(Dataset entries)
============================================================
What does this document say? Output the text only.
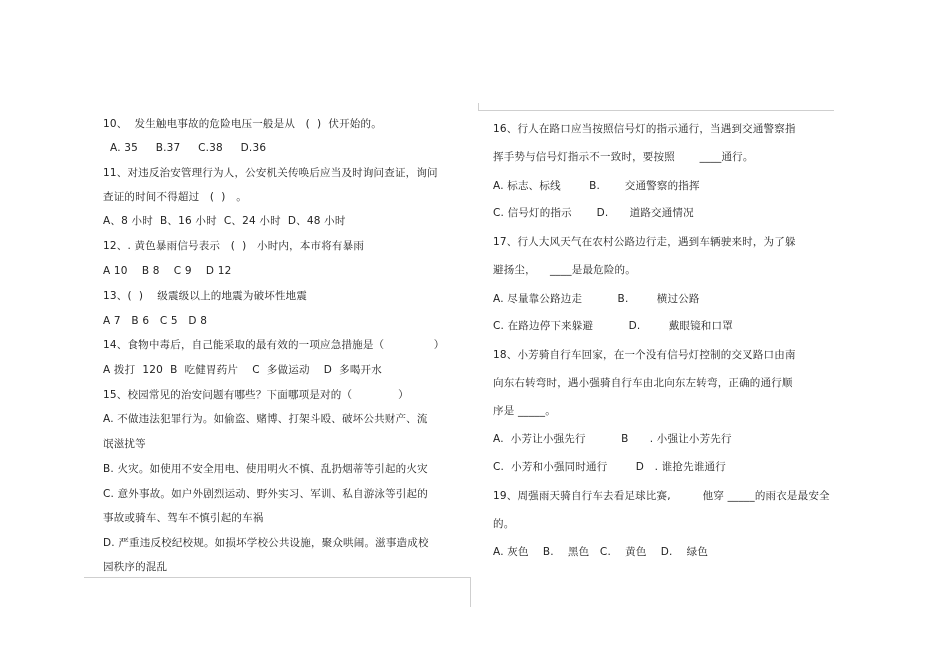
10、  发生触电事故的危险电压一般是从   (  )  伏开始的。
A. 35     B.37     C.38     D.36
11、对违反治安管理行为人，公安机关传唤后应当及时询问查证，询问
查证的时间不得超过   (  )   。
A、8 小时  B、16 小时  C、24 小时  D、48 小时
12、. 黄色暴雨信号表示   (  )   小时内，本市将有暴雨
A 10    B 8    C 9    D 12
13、(  )    级震级以上的地震为破坏性地震
A 7   B 6   C 5   D 8
14、食物中毒后，自己能采取的最有效的一项应急措施是（              ）
A 拨打  120  B  吃健胃药片    C  多做运动    D  多喝开水
15、校园常见的治安问题有哪些？下面哪项是对的（             ）
A. 不做违法犯罪行为。如偷盗、赌博、打架斗殴、破坏公共财产、流
氓滋扰等
B. 火灾。如使用不安全用电、使用明火不慎、乱扔烟蒂等引起的火灾
C. 意外事故。如户外剧烈运动、野外实习、军训、私自游泳等引起的
事故或骑车、驾车不慎引起的车祸
D. 严重违反校纪校规。如损坏学校公共设施，聚众哄闹。滋事造成校
园秩序的混乱
16、行人在路口应当按照信号灯的指示通行，当遇到交通警察指
挥手势与信号灯指示不一致时，要按照       ____通行。
A. 标志、标线        B.       交通警察的指挥
C. 信号灯的指示       D.      道路交通情况
17、行人大风天气在农村公路边行走，遇到车辆驶来时，为了躲
避扬尘，    ____是最危险的。
A. 尽量靠公路边走          B.        横过公路
C. 在路边停下来躲避          D.        戴眼镜和口罩
18、小芳骑自行车回家，在一个没有信号灯控制的交叉路口由南
向东右转弯时，遇小强骑自行车由北向东左转弯，正确的通行顺
序是 _____。
A.  小芳让小强先行          B      . 小强让小芳先行
C.  小芳和小强同时通行        D   . 谁抢先谁通行
19、周强雨天骑自行车去看足球比赛,         他穿 _____的雨衣是最安全
的。
A. 灰色    B.    黑色   C.    黄色    D.    绿色
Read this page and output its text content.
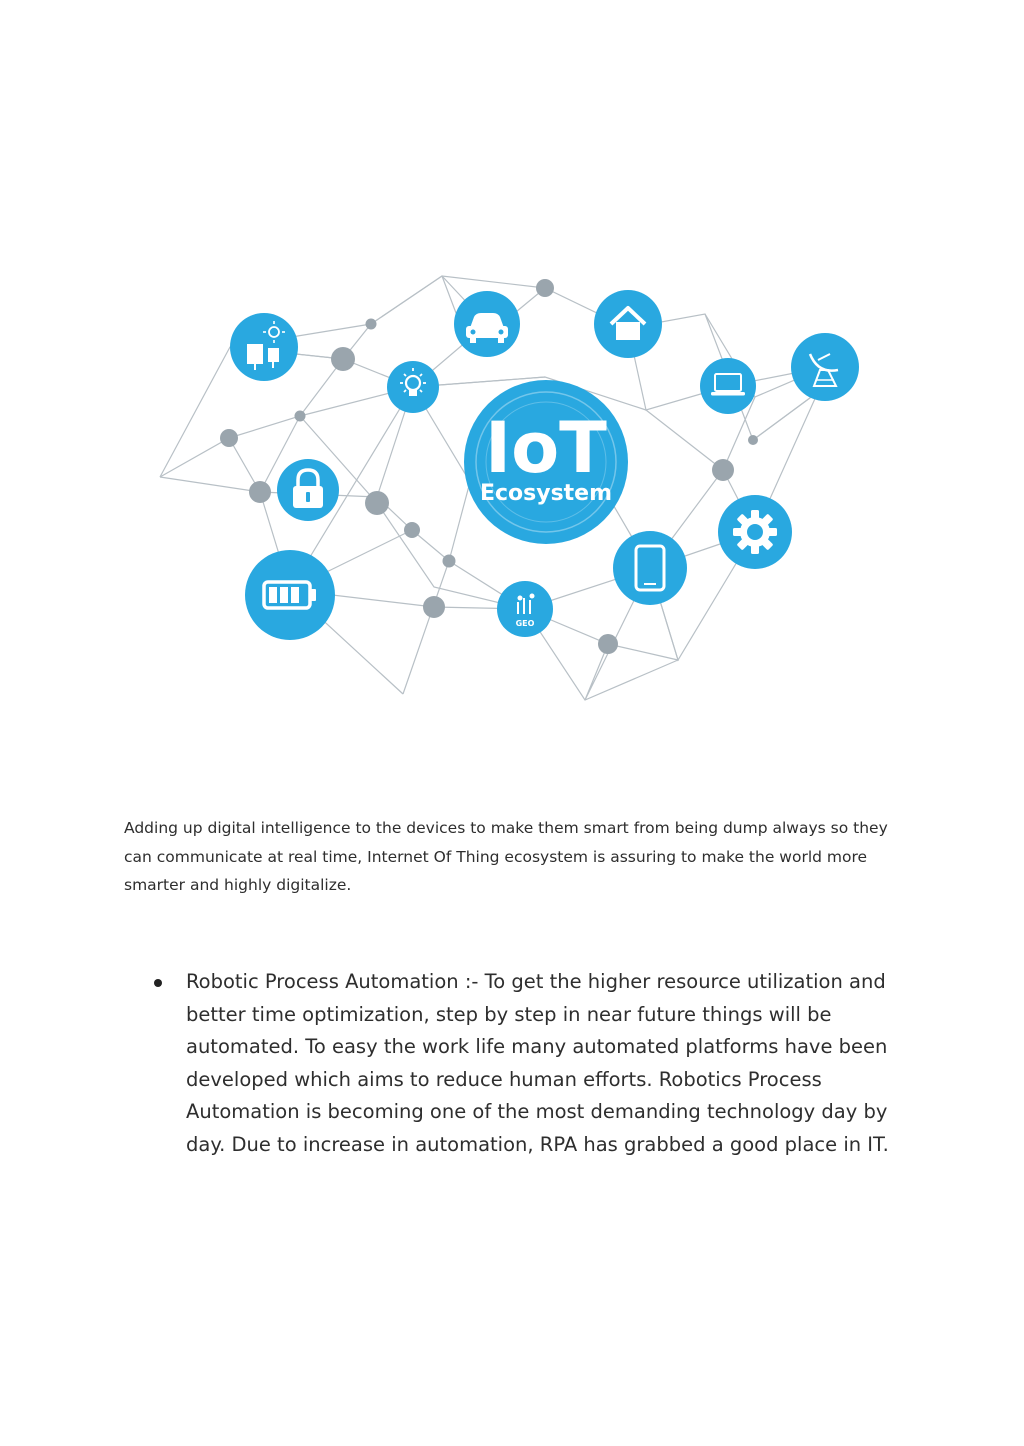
IoT
Ecosystem
GEO

Adding up digital intelligence to the devices to make them smart from being dump always so they can communicate at real time, Internet Of Thing ecosystem is assuring to make the world more smarter and highly digitalize.

Robotic Process Automation :- To get the higher resource utilization and better time optimization, step by step in near future things will be automated. To easy the work life many automated platforms have been developed which aims to reduce human efforts. Robotics Process Automation is becoming one of the most demanding technology day by day. Due to increase in automation, RPA has grabbed a good place in IT.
============================================================
GOAL: Write out exactly the lines from the line holding "Read this page and output its text content." through the last line of the records above, inclusive, and nothing more. Leave out the pictures.

RESPONSE TO THE TASK:
Read this page and output its text content.
IoT
Ecosystem
GEO

Adding up digital intelligence to the devices to make them smart from being dump always so they can communicate at real time, Internet Of Thing ecosystem is assuring to make the world more smarter and highly digitalize.

Robotic Process Automation :- To get the higher resource utilization and better time optimization, step by step in near future things will be automated. To easy the work life many automated platforms have been developed which aims to reduce human efforts. Robotics Process Automation is becoming one of the most demanding technology day by day. Due to increase in automation, RPA has grabbed a good place in IT.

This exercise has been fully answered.